REQUIREMENTS: Repeat the records word for word, excluding any picture.

>> BEGIN

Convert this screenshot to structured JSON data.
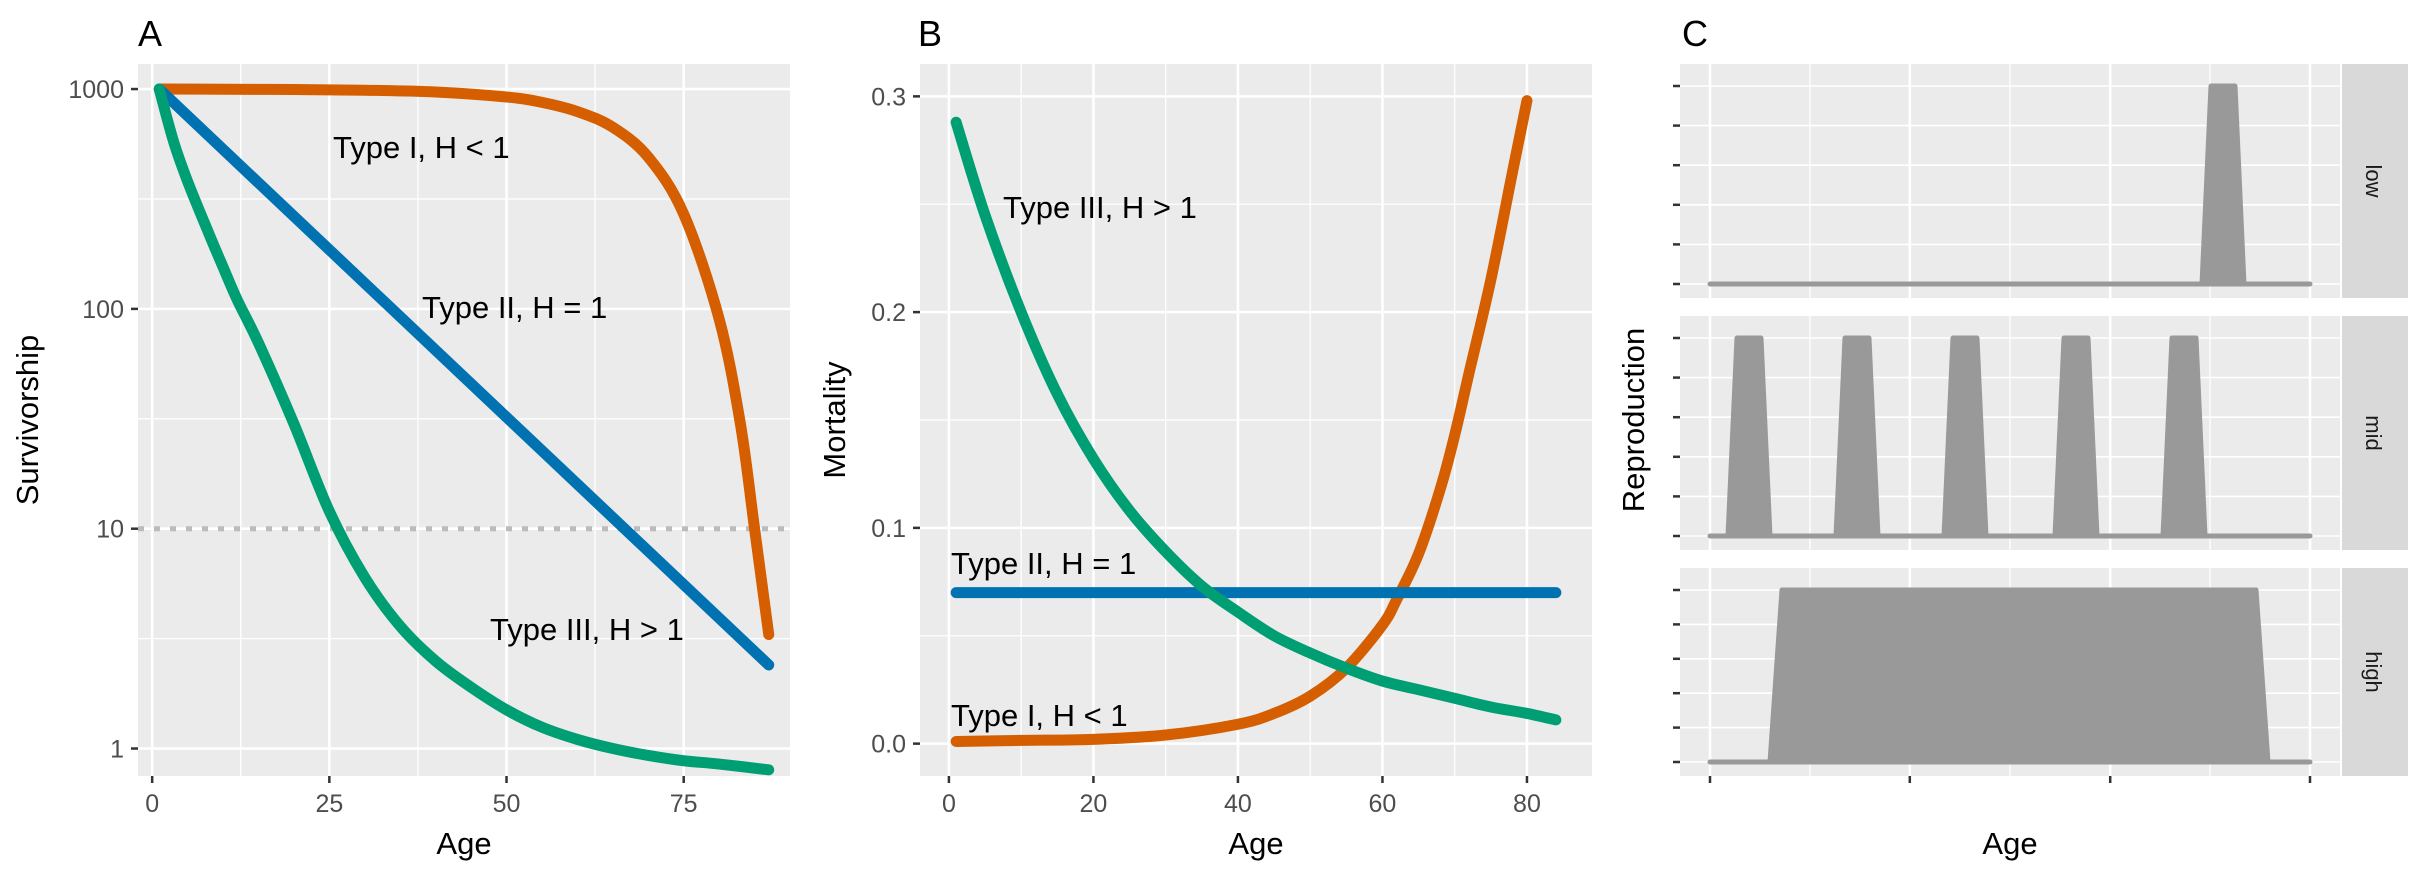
{
  "colors": {
    "type1": "#D55E00",
    "type2": "#0072B2",
    "type3": "#009E73",
    "reproduction_fill": "#999999",
    "panel_bg": "#EBEBEB",
    "strip_bg": "#D9D9D9",
    "reference_line": "#BBBBBB"
  },
  "chart_data": [
    {
      "panel": "A",
      "type": "line",
      "xlabel": "Age",
      "ylabel": "Survivorship",
      "xlim": [
        -2,
        90
      ],
      "ylim": [
        0.75,
        1300
      ],
      "y_scale": "log10",
      "x_ticks": [
        0,
        25,
        50,
        75
      ],
      "y_ticks": [
        1,
        10,
        100,
        1000
      ],
      "grid": true,
      "reference_line": {
        "y": 10,
        "style": "dotted"
      },
      "series": [
        {
          "key": "type1",
          "label": "Type I, H < 1",
          "x": [
            1,
            10,
            20,
            30,
            40,
            50,
            55,
            60,
            65,
            70,
            75,
            80,
            83,
            85,
            87
          ],
          "y": [
            1000,
            998,
            995,
            988,
            970,
            920,
            870,
            790,
            670,
            490,
            270,
            90,
            30,
            10,
            3.3
          ]
        },
        {
          "key": "type2",
          "label": "Type II, H = 1",
          "x": [
            1,
            87
          ],
          "y": [
            1000,
            2.4
          ]
        },
        {
          "key": "type3",
          "label": "Type III, H > 1",
          "x": [
            1,
            3,
            5,
            8,
            10,
            12,
            15,
            20,
            25,
            30,
            35,
            40,
            45,
            50,
            55,
            60,
            65,
            70,
            75,
            80,
            87
          ],
          "y": [
            1000,
            580,
            380,
            220,
            155,
            110,
            70,
            30,
            12,
            6,
            3.6,
            2.5,
            1.9,
            1.5,
            1.25,
            1.1,
            1.0,
            0.93,
            0.88,
            0.85,
            0.8
          ]
        }
      ]
    },
    {
      "panel": "B",
      "type": "line",
      "xlabel": "Age",
      "ylabel": "Mortality",
      "xlim": [
        -4,
        89
      ],
      "ylim": [
        -0.015,
        0.315
      ],
      "x_ticks": [
        0,
        20,
        40,
        60,
        80
      ],
      "y_ticks": [
        0.0,
        0.1,
        0.2,
        0.3
      ],
      "y_tick_labels": [
        "0.0",
        "0.1",
        "0.2",
        "0.3"
      ],
      "grid": true,
      "series": [
        {
          "key": "type1",
          "label": "Type I, H < 1",
          "x": [
            1,
            10,
            20,
            30,
            40,
            45,
            50,
            55,
            60,
            62,
            65,
            68,
            70,
            72,
            75,
            78,
            80
          ],
          "y": [
            0.001,
            0.0015,
            0.002,
            0.004,
            0.009,
            0.014,
            0.022,
            0.035,
            0.055,
            0.067,
            0.088,
            0.118,
            0.143,
            0.172,
            0.215,
            0.265,
            0.298
          ]
        },
        {
          "key": "type2",
          "label": "Type II, H = 1",
          "x": [
            1,
            84
          ],
          "y": [
            0.07,
            0.07
          ]
        },
        {
          "key": "type3",
          "label": "Type III, H > 1",
          "x": [
            1,
            5,
            10,
            15,
            20,
            25,
            30,
            35,
            40,
            45,
            50,
            55,
            60,
            65,
            70,
            75,
            80,
            84
          ],
          "y": [
            0.288,
            0.245,
            0.2,
            0.162,
            0.132,
            0.108,
            0.089,
            0.073,
            0.061,
            0.05,
            0.042,
            0.035,
            0.029,
            0.025,
            0.021,
            0.017,
            0.014,
            0.011
          ]
        }
      ]
    },
    {
      "panel": "C",
      "type": "area",
      "xlabel": "Age",
      "ylabel": "Reproduction",
      "xlim": [
        0,
        1
      ],
      "ylim": [
        0,
        1
      ],
      "x_ticks": [
        0,
        0.333,
        0.667,
        1
      ],
      "x_tick_labels": [
        "",
        "",
        "",
        ""
      ],
      "grid": true,
      "facets": [
        {
          "label": "low",
          "x": [
            0.0,
            0.82,
            0.835,
            0.875,
            0.89,
            1.0
          ],
          "y": [
            0,
            0,
            1,
            1,
            0,
            0
          ]
        },
        {
          "label": "mid",
          "x": [
            0.0,
            0.03,
            0.045,
            0.085,
            0.1,
            0.21,
            0.225,
            0.265,
            0.28,
            0.39,
            0.405,
            0.445,
            0.46,
            0.575,
            0.59,
            0.63,
            0.645,
            0.755,
            0.77,
            0.81,
            0.825,
            1.0
          ],
          "y": [
            0,
            0,
            1,
            1,
            0,
            0,
            1,
            1,
            0,
            0,
            1,
            1,
            0,
            0,
            1,
            1,
            0,
            0,
            1,
            1,
            0,
            0
          ]
        },
        {
          "label": "high",
          "x": [
            0.0,
            0.1,
            0.12,
            0.91,
            0.93,
            1.0
          ],
          "y": [
            0,
            0,
            1,
            1,
            0,
            0
          ]
        }
      ]
    }
  ],
  "panels": {
    "A": {
      "letter": "A",
      "xlabel": "Age",
      "ylabel": "Survivorship",
      "x_tick_labels": [
        "0",
        "25",
        "50",
        "75"
      ],
      "y_tick_labels": [
        "1",
        "10",
        "100",
        "1000"
      ],
      "label_type1": "Type I, H < 1",
      "label_type2": "Type II, H = 1",
      "label_type3": "Type III, H > 1"
    },
    "B": {
      "letter": "B",
      "xlabel": "Age",
      "ylabel": "Mortality",
      "x_tick_labels": [
        "0",
        "20",
        "40",
        "60",
        "80"
      ],
      "y_tick_labels": [
        "0.0",
        "0.1",
        "0.2",
        "0.3"
      ],
      "label_type1": "Type I, H < 1",
      "label_type2": "Type II, H = 1",
      "label_type3": "Type III, H > 1"
    },
    "C": {
      "letter": "C",
      "xlabel": "Age",
      "ylabel": "Reproduction",
      "facet_low": "low",
      "facet_mid": "mid",
      "facet_high": "high"
    }
  }
}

>> END

FINAL ANSWER:
Convert this screenshot to structured JSON data.
{
  "colors": {
    "type1": "#D55E00",
    "type2": "#0072B2",
    "type3": "#009E73",
    "reproduction_fill": "#999999",
    "panel_bg": "#EBEBEB",
    "strip_bg": "#D9D9D9",
    "reference_line": "#BBBBBB"
  },
  "chart_data": [
    {
      "panel": "A",
      "type": "line",
      "xlabel": "Age",
      "ylabel": "Survivorship",
      "xlim": [
        -2,
        90
      ],
      "ylim": [
        0.75,
        1300
      ],
      "y_scale": "log10",
      "x_ticks": [
        0,
        25,
        50,
        75
      ],
      "y_ticks": [
        1,
        10,
        100,
        1000
      ],
      "grid": true,
      "reference_line": {
        "y": 10,
        "style": "dotted"
      },
      "series": [
        {
          "key": "type1",
          "label": "Type I, H < 1",
          "x": [
            1,
            10,
            20,
            30,
            40,
            50,
            55,
            60,
            65,
            70,
            75,
            80,
            83,
            85,
            87
          ],
          "y": [
            1000,
            998,
            995,
            988,
            970,
            920,
            870,
            790,
            670,
            490,
            270,
            90,
            30,
            10,
            3.3
          ]
        },
        {
          "key": "type2",
          "label": "Type II, H = 1",
          "x": [
            1,
            87
          ],
          "y": [
            1000,
            2.4
          ]
        },
        {
          "key": "type3",
          "label": "Type III, H > 1",
          "x": [
            1,
            3,
            5,
            8,
            10,
            12,
            15,
            20,
            25,
            30,
            35,
            40,
            45,
            50,
            55,
            60,
            65,
            70,
            75,
            80,
            87
          ],
          "y": [
            1000,
            580,
            380,
            220,
            155,
            110,
            70,
            30,
            12,
            6,
            3.6,
            2.5,
            1.9,
            1.5,
            1.25,
            1.1,
            1.0,
            0.93,
            0.88,
            0.85,
            0.8
          ]
        }
      ]
    },
    {
      "panel": "B",
      "type": "line",
      "xlabel": "Age",
      "ylabel": "Mortality",
      "xlim": [
        -4,
        89
      ],
      "ylim": [
        -0.015,
        0.315
      ],
      "x_ticks": [
        0,
        20,
        40,
        60,
        80
      ],
      "y_ticks": [
        0.0,
        0.1,
        0.2,
        0.3
      ],
      "y_tick_labels": [
        "0.0",
        "0.1",
        "0.2",
        "0.3"
      ],
      "grid": true,
      "series": [
        {
          "key": "type1",
          "label": "Type I, H < 1",
          "x": [
            1,
            10,
            20,
            30,
            40,
            45,
            50,
            55,
            60,
            62,
            65,
            68,
            70,
            72,
            75,
            78,
            80
          ],
          "y": [
            0.001,
            0.0015,
            0.002,
            0.004,
            0.009,
            0.014,
            0.022,
            0.035,
            0.055,
            0.067,
            0.088,
            0.118,
            0.143,
            0.172,
            0.215,
            0.265,
            0.298
          ]
        },
        {
          "key": "type2",
          "label": "Type II, H = 1",
          "x": [
            1,
            84
          ],
          "y": [
            0.07,
            0.07
          ]
        },
        {
          "key": "type3",
          "label": "Type III, H > 1",
          "x": [
            1,
            5,
            10,
            15,
            20,
            25,
            30,
            35,
            40,
            45,
            50,
            55,
            60,
            65,
            70,
            75,
            80,
            84
          ],
          "y": [
            0.288,
            0.245,
            0.2,
            0.162,
            0.132,
            0.108,
            0.089,
            0.073,
            0.061,
            0.05,
            0.042,
            0.035,
            0.029,
            0.025,
            0.021,
            0.017,
            0.014,
            0.011
          ]
        }
      ]
    },
    {
      "panel": "C",
      "type": "area",
      "xlabel": "Age",
      "ylabel": "Reproduction",
      "xlim": [
        0,
        1
      ],
      "ylim": [
        0,
        1
      ],
      "x_ticks": [
        0,
        0.333,
        0.667,
        1
      ],
      "x_tick_labels": [
        "",
        "",
        "",
        ""
      ],
      "grid": true,
      "facets": [
        {
          "label": "low",
          "x": [
            0.0,
            0.82,
            0.835,
            0.875,
            0.89,
            1.0
          ],
          "y": [
            0,
            0,
            1,
            1,
            0,
            0
          ]
        },
        {
          "label": "mid",
          "x": [
            0.0,
            0.03,
            0.045,
            0.085,
            0.1,
            0.21,
            0.225,
            0.265,
            0.28,
            0.39,
            0.405,
            0.445,
            0.46,
            0.575,
            0.59,
            0.63,
            0.645,
            0.755,
            0.77,
            0.81,
            0.825,
            1.0
          ],
          "y": [
            0,
            0,
            1,
            1,
            0,
            0,
            1,
            1,
            0,
            0,
            1,
            1,
            0,
            0,
            1,
            1,
            0,
            0,
            1,
            1,
            0,
            0
          ]
        },
        {
          "label": "high",
          "x": [
            0.0,
            0.1,
            0.12,
            0.91,
            0.93,
            1.0
          ],
          "y": [
            0,
            0,
            1,
            1,
            0,
            0
          ]
        }
      ]
    }
  ],
  "panels": {
    "A": {
      "letter": "A",
      "xlabel": "Age",
      "ylabel": "Survivorship",
      "x_tick_labels": [
        "0",
        "25",
        "50",
        "75"
      ],
      "y_tick_labels": [
        "1",
        "10",
        "100",
        "1000"
      ],
      "label_type1": "Type I, H < 1",
      "label_type2": "Type II, H = 1",
      "label_type3": "Type III, H > 1"
    },
    "B": {
      "letter": "B",
      "xlabel": "Age",
      "ylabel": "Mortality",
      "x_tick_labels": [
        "0",
        "20",
        "40",
        "60",
        "80"
      ],
      "y_tick_labels": [
        "0.0",
        "0.1",
        "0.2",
        "0.3"
      ],
      "label_type1": "Type I, H < 1",
      "label_type2": "Type II, H = 1",
      "label_type3": "Type III, H > 1"
    },
    "C": {
      "letter": "C",
      "xlabel": "Age",
      "ylabel": "Reproduction",
      "facet_low": "low",
      "facet_mid": "mid",
      "facet_high": "high"
    }
  }
}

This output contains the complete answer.